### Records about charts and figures
## start

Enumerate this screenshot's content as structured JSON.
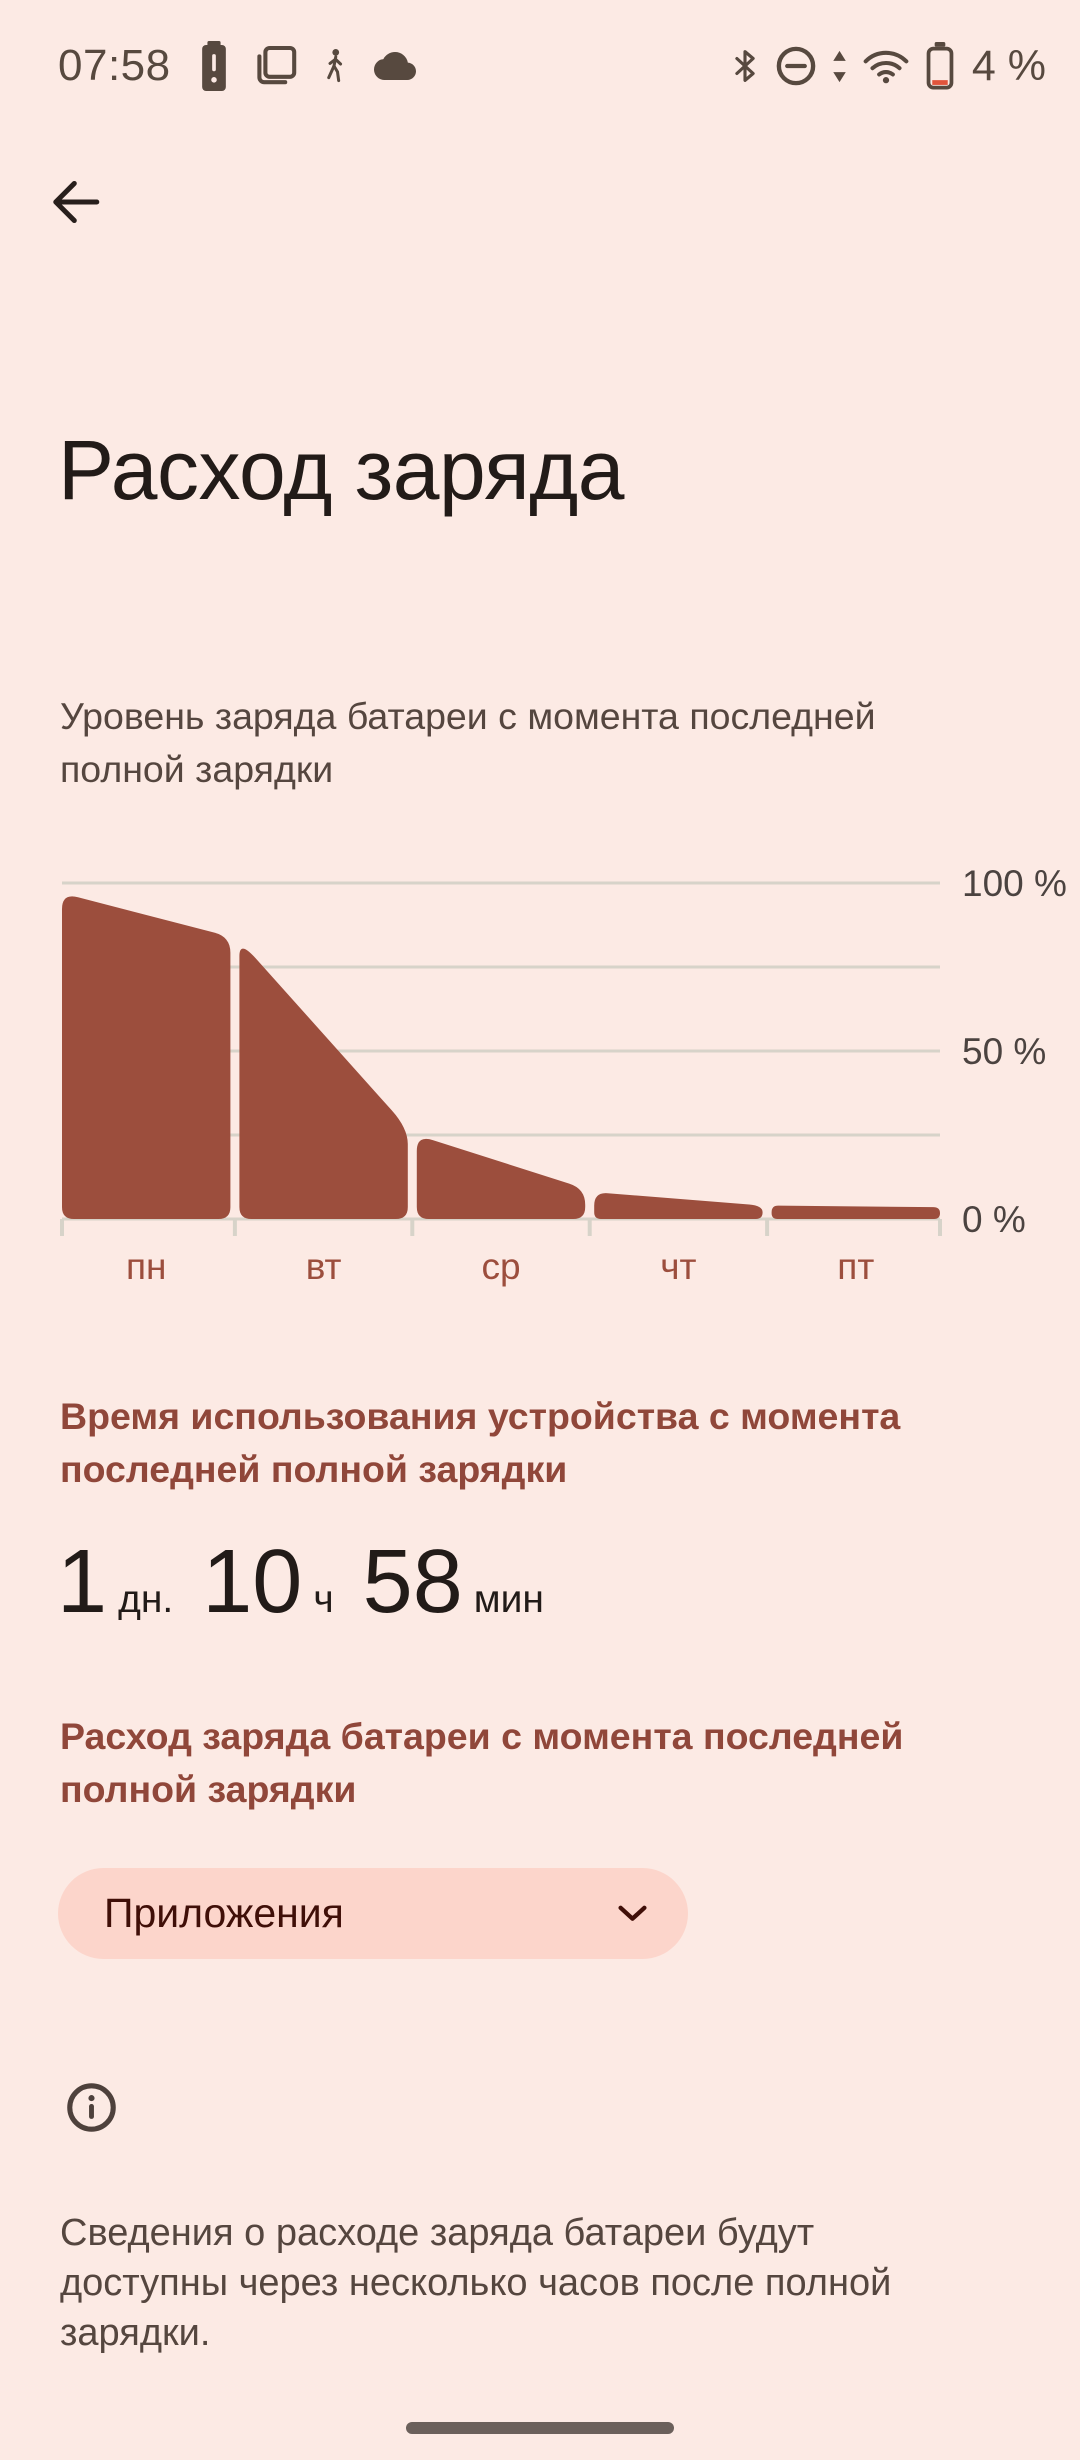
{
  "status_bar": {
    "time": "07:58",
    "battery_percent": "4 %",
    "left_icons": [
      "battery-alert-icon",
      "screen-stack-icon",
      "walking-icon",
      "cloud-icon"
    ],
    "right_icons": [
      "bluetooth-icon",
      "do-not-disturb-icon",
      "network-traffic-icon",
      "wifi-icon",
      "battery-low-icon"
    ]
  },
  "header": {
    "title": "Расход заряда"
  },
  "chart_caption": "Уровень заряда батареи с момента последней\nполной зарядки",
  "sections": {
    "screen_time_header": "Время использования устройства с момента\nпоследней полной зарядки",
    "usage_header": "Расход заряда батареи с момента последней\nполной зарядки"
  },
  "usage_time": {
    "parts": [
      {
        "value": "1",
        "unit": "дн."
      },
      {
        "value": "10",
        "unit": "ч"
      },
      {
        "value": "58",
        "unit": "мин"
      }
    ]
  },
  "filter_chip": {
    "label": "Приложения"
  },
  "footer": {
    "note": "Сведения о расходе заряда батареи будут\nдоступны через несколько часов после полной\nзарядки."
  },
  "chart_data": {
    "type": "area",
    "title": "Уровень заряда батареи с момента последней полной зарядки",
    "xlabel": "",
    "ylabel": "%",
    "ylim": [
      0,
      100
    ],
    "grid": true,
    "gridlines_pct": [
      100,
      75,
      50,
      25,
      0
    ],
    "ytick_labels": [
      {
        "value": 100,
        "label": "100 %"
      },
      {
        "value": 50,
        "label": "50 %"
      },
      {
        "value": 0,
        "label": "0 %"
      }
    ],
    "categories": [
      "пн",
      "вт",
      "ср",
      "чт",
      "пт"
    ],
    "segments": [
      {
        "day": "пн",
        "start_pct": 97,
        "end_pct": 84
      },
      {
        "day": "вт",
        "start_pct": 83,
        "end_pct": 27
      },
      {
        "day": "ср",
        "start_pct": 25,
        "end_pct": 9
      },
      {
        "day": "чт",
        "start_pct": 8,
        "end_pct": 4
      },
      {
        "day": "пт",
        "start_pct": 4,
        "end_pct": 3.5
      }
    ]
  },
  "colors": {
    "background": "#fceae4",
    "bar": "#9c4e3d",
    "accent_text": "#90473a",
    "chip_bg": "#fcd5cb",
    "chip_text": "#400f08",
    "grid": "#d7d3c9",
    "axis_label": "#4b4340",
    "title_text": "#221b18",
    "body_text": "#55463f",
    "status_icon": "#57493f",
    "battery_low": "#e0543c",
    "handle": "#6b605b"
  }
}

## end

### Problem
Look over the records above and copy each line that includes the string "заряда".

### Exercise result
    "title": "Расход заряда"
  "chart_caption": "Уровень заряда батареи с момента последней\nполной зарядки",
    "usage_header": "Расход заряда батареи с момента последней\nполной зарядки"
    "note": "Сведения о расходе заряда батареи будут\nдоступны через несколько часов после полной\nзарядки."
    "title": "Уровень заряда батареи с момента последней полной зарядки",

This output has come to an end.